Dataset records |
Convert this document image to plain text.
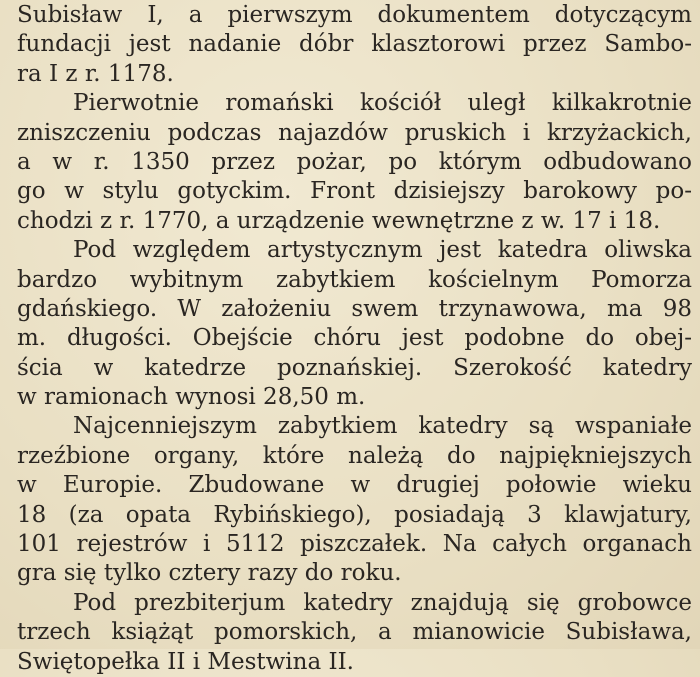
Subisław I, a pierwszym dokumentem dotyczącym
fundacji jest nadanie dóbr klasztorowi przez Sambo-
ra I z r. 1178.
Pierwotnie romański kościół uległ kilkakrotnie
zniszczeniu podczas najazdów pruskich i krzyżackich,
a w r. 1350 przez pożar, po którym odbudowano
go w stylu gotyckim. Front dzisiejszy barokowy po-
chodzi z r. 1770, a urządzenie wewnętrzne z w. 17 i 18.
Pod względem artystycznym jest katedra oliwska
bardzo wybitnym zabytkiem kościelnym Pomorza
gdańskiego. W założeniu swem trzynawowa, ma 98
m. długości. Obejście chóru jest podobne do obej-
ścia w katedrze poznańskiej. Szerokość katedry
w ramionach wynosi 28,50 m.
Najcenniejszym zabytkiem katedry są wspaniałe
rzeźbione organy, które należą do najpiękniejszych
w Europie. Zbudowane w drugiej połowie wieku
18 (za opata Rybińskiego), posiadają 3 klawjatury,
101 rejestrów i 5112 piszczałek. Na całych organach
gra się tylko cztery razy do roku.
Pod prezbiterjum katedry znajdują się grobowce
trzech książąt pomorskich, a mianowicie Subisława,
Swiętopełka II i Mestwina II.
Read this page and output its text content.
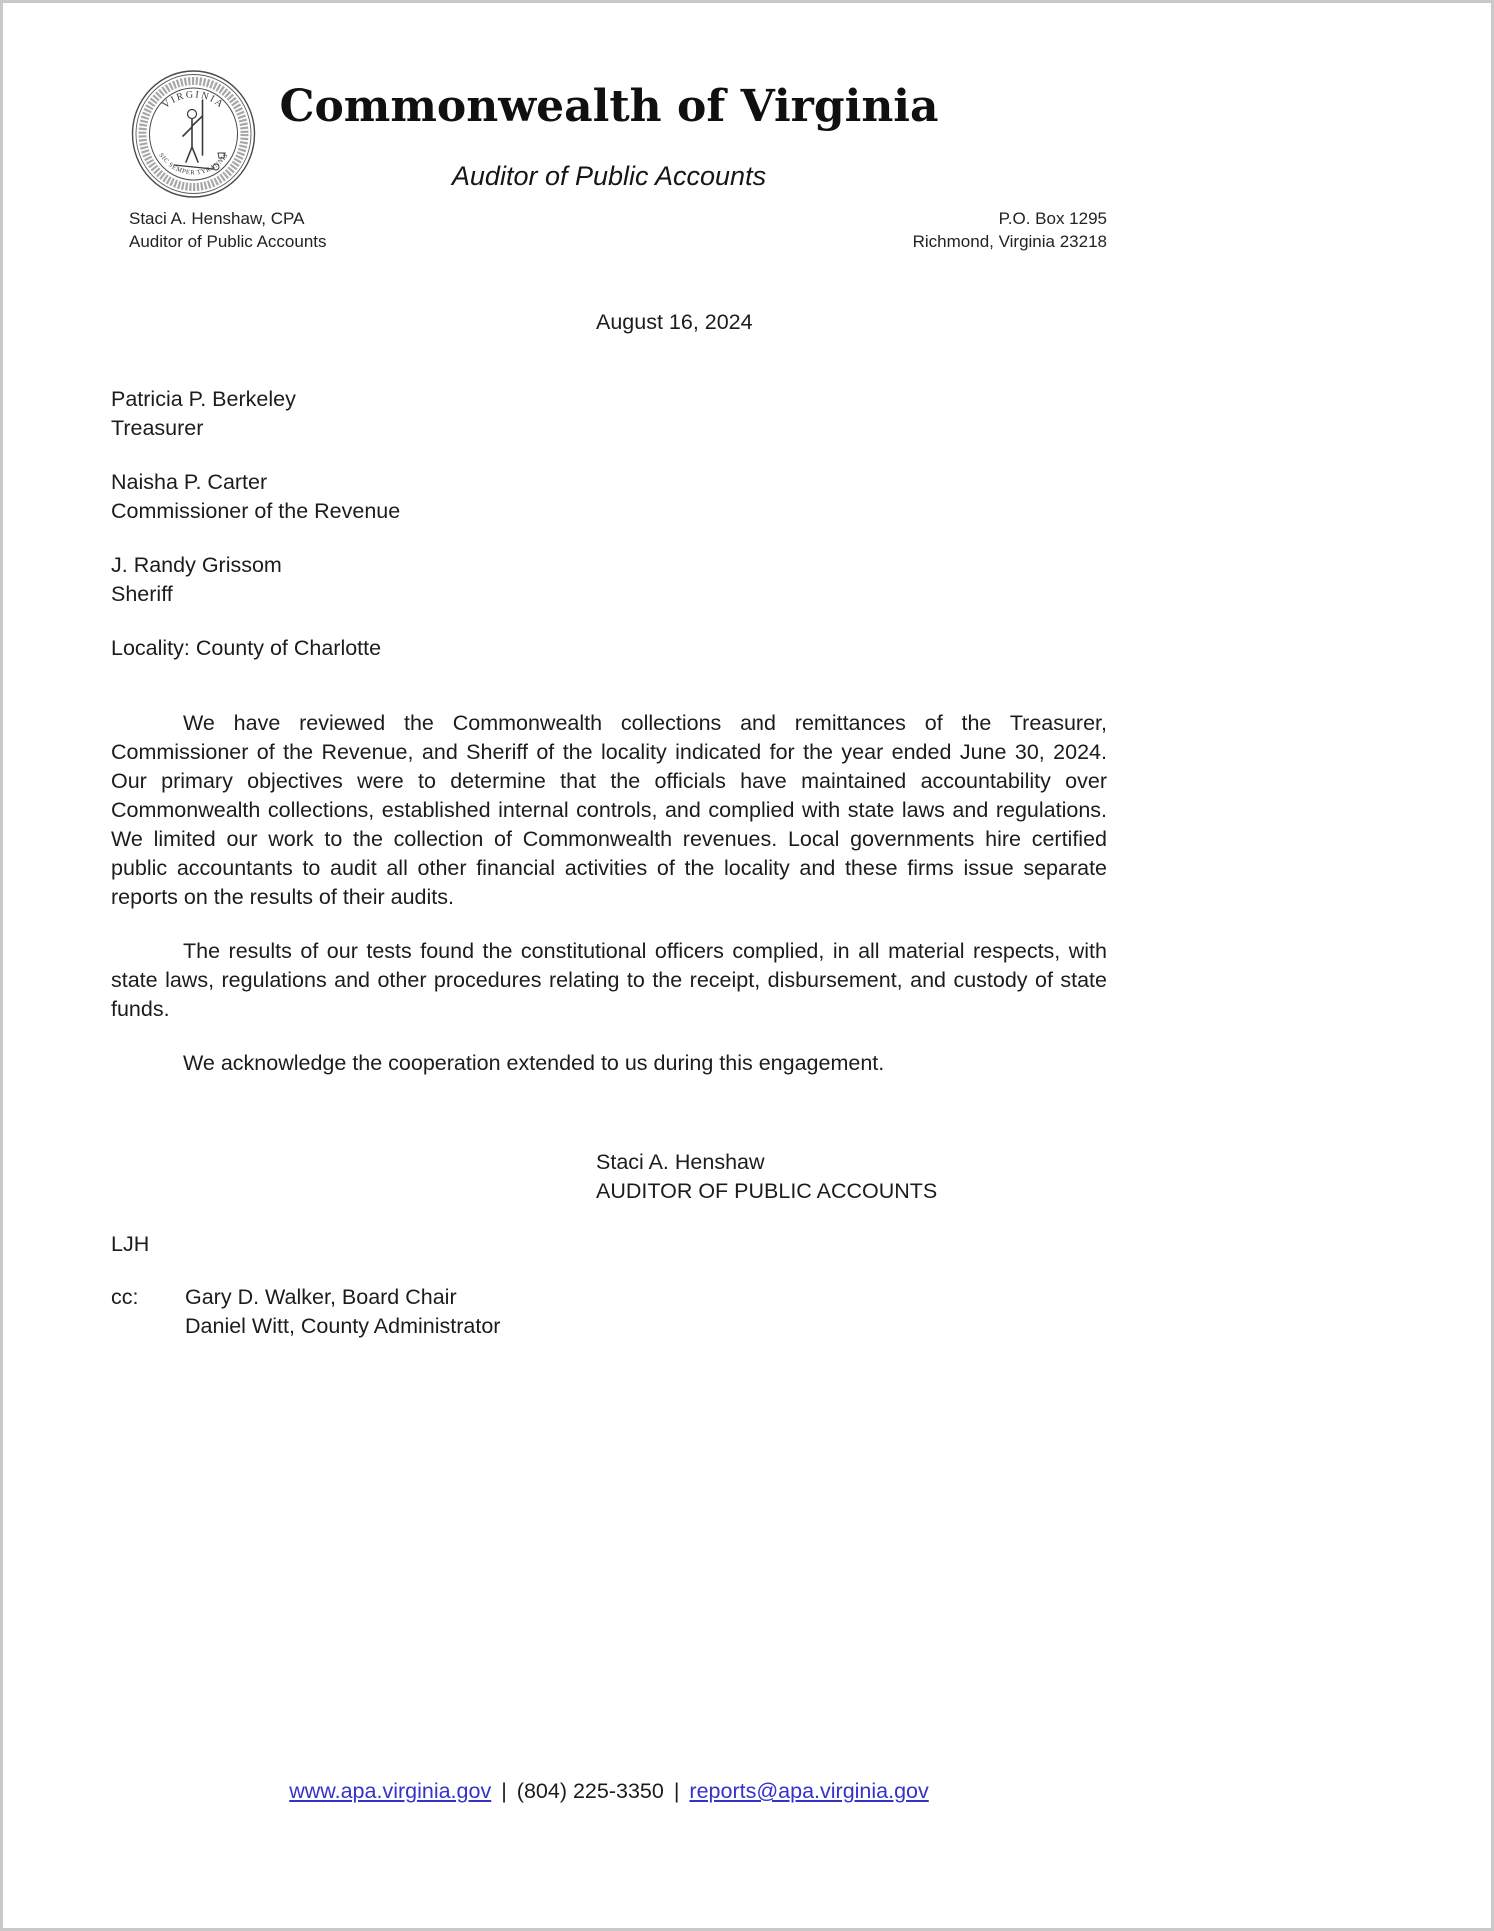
VIRGINIA
SIC SEMPER TYRANNIS
Commonwealth of Virginia
Auditor of Public Accounts
Staci A. Henshaw, CPA
Auditor of Public Accounts
P.O. Box 1295
Richmond, Virginia 23218
August 16, 2024
Patricia P. Berkeley
Treasurer
Naisha P. Carter
Commissioner of the Revenue
J. Randy Grissom
Sheriff
Locality: County of Charlotte

We have reviewed the Commonwealth collections and remittances of the Treasurer, Commissioner of the Revenue, and Sheriff of the locality indicated for the year ended June 30, 2024. Our primary objectives were to determine that the officials have maintained accountability over Commonwealth collections, established internal controls, and complied with state laws and regulations. We limited our work to the collection of Commonwealth revenues. Local governments hire certified public accountants to audit all other financial activities of the locality and these firms issue separate reports on the results of their audits.

The results of our tests found the constitutional officers complied, in all material respects, with state laws, regulations and other procedures relating to the receipt, disbursement, and custody of state funds.

We acknowledge the cooperation extended to us during this engagement.

Staci A. Henshaw
AUDITOR OF PUBLIC ACCOUNTS
LJH
cc:	Gary D. Walker, Board Chair
Daniel Witt, County Administrator
www.apa.virginia.gov | (804) 225-3350 | reports@apa.virginia.gov
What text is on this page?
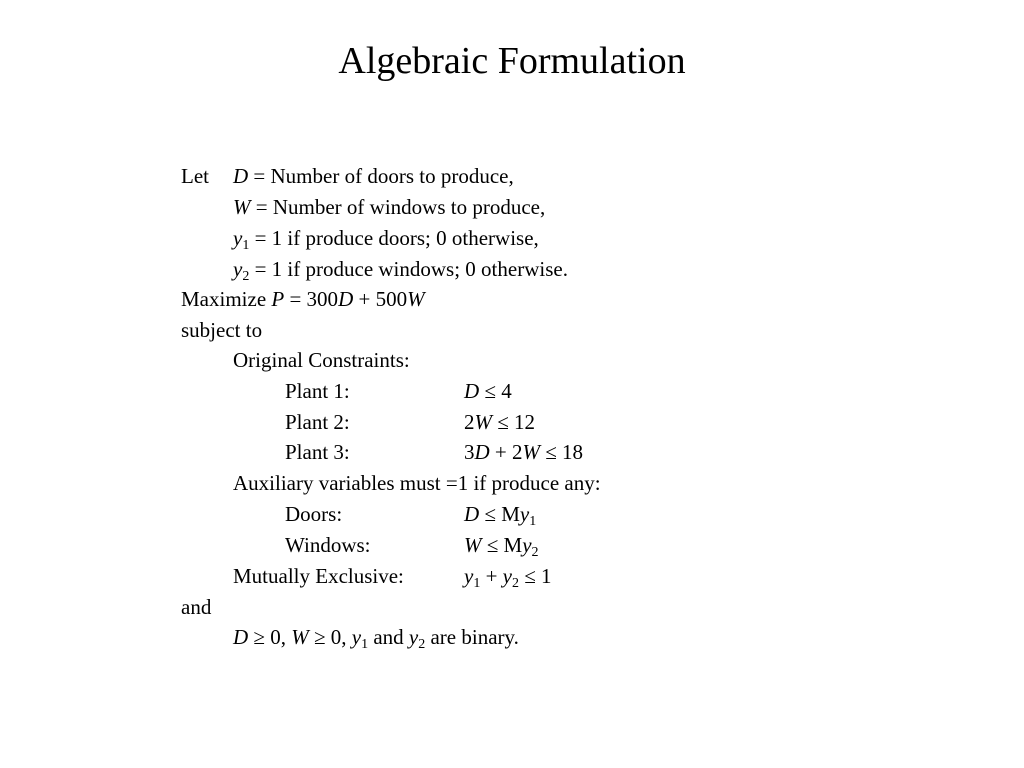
Algebraic Formulation
Let D = Number of doors to produce,
W = Number of windows to produce,
$y_1 = 1$ if produce doors; 0 otherwise,
$y_2 = 1$ if produce windows; 0 otherwise.
Maximize P = 300D + 500W
subject to
Original Constraints:
Plant 1:	D ≤ 4
Plant 2:	2W ≤ 12
Plant 3:	3D + 2W ≤ 18
Auxiliary variables must =1 if produce any:
Doors:	$D \le My_1$
Windows:	$W \le My_2$
Mutually Exclusive:	$y_1 + y_2 \le 1$
and
D ≥ 0, W ≥ 0, $y_1$ and $y_2$ are binary.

Exercise description |
Using the listing above, list every line in which the string "text" occurs.

Problem solution |
Convert this document image to plain text.
Read this page and output its text content.
What text is on this page?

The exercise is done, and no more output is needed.